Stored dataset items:
---
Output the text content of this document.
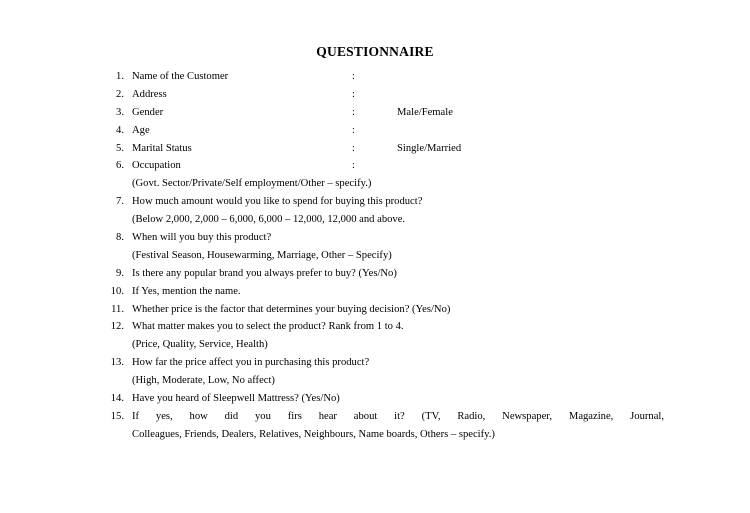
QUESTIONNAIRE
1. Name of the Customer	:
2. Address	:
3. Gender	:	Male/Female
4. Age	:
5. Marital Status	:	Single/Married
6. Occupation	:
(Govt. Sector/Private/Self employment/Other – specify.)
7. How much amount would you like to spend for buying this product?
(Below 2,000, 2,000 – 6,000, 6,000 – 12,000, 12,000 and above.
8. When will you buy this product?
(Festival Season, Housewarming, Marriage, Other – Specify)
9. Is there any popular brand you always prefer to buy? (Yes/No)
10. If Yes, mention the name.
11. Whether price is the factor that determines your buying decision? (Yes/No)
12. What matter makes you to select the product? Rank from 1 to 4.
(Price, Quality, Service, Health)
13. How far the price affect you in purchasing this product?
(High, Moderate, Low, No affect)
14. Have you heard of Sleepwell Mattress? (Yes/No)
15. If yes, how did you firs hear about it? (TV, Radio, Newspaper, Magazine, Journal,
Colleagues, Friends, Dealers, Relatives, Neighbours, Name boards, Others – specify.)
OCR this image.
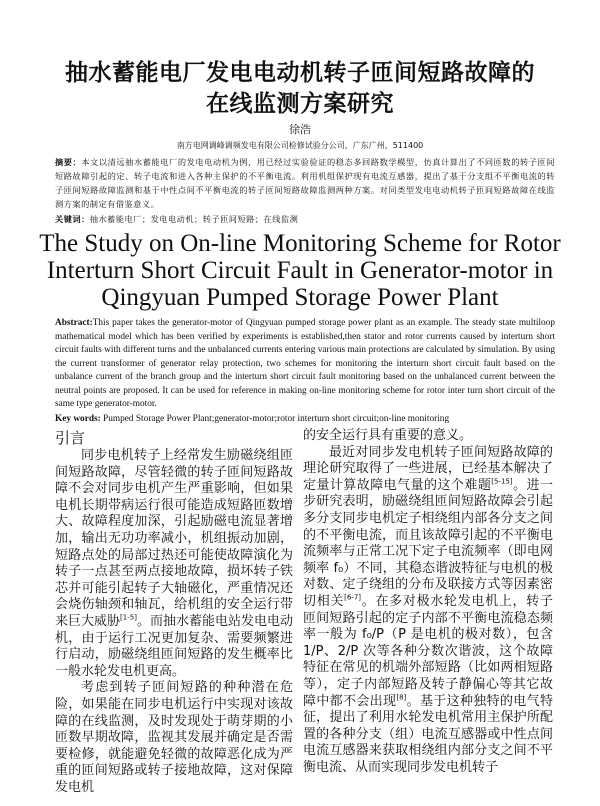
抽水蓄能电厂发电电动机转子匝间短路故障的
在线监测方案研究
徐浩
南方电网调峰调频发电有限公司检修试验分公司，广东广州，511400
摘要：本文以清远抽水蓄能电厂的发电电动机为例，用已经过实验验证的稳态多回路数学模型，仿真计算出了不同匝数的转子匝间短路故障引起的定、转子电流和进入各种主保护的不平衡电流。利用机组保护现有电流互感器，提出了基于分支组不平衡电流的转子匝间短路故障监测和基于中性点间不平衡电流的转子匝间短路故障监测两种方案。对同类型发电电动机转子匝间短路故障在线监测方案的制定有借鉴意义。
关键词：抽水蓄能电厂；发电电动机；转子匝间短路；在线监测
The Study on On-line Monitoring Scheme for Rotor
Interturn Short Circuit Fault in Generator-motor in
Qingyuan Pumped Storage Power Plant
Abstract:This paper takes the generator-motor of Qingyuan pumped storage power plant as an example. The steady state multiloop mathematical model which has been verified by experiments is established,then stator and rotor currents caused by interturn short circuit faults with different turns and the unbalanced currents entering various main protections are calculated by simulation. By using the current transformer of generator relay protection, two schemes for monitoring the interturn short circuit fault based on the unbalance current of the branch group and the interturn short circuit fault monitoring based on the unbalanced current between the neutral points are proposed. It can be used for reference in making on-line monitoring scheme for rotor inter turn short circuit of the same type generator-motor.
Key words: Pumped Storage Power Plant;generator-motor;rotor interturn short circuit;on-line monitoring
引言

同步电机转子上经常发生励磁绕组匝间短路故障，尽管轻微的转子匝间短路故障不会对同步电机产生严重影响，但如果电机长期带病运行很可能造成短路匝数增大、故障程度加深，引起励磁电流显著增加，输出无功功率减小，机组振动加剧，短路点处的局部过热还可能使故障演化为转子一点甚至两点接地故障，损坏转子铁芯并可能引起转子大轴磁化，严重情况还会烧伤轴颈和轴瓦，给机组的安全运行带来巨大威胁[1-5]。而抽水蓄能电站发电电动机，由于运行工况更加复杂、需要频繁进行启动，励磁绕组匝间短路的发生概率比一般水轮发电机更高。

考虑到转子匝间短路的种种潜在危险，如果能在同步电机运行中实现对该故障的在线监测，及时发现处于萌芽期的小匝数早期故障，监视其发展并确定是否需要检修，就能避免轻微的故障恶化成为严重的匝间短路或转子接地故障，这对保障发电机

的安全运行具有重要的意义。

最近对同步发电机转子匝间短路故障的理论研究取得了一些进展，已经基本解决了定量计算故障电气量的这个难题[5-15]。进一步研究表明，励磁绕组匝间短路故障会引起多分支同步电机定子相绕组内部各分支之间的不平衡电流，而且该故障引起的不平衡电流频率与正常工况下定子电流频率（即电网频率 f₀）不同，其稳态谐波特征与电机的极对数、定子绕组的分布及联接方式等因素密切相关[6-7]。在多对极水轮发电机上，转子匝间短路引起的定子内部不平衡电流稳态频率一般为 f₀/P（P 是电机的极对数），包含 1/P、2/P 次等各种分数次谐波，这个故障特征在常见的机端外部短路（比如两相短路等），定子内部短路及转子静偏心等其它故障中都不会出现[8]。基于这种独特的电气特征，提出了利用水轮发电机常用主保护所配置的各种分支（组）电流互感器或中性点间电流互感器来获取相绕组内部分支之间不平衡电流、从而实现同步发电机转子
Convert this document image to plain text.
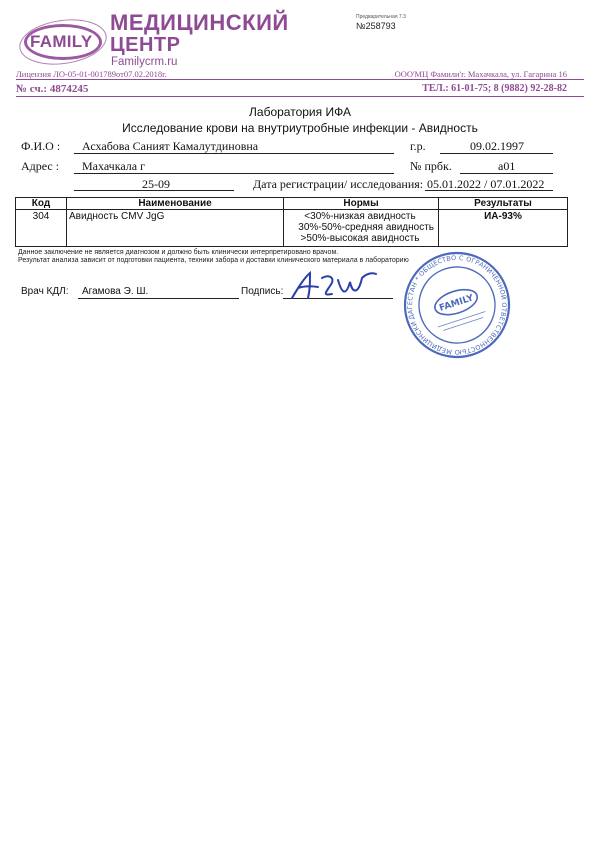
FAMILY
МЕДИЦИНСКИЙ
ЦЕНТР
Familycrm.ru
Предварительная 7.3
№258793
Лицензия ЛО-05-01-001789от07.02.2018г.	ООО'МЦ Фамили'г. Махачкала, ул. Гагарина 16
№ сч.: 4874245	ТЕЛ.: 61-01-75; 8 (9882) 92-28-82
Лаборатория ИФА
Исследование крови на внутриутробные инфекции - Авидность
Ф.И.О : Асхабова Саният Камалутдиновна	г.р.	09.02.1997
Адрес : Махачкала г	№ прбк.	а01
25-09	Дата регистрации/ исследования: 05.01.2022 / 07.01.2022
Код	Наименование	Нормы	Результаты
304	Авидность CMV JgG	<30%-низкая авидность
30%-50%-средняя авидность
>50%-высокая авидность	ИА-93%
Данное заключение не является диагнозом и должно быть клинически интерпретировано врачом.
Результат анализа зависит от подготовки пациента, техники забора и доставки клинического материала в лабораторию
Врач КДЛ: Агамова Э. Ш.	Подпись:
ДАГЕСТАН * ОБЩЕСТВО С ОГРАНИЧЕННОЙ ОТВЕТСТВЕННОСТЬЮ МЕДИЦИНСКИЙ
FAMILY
---
Task:
Select all lines in the listing above where the word "text" appears, and show them.

Task response:
Output the text content of this document.
Convert this document image to plain text.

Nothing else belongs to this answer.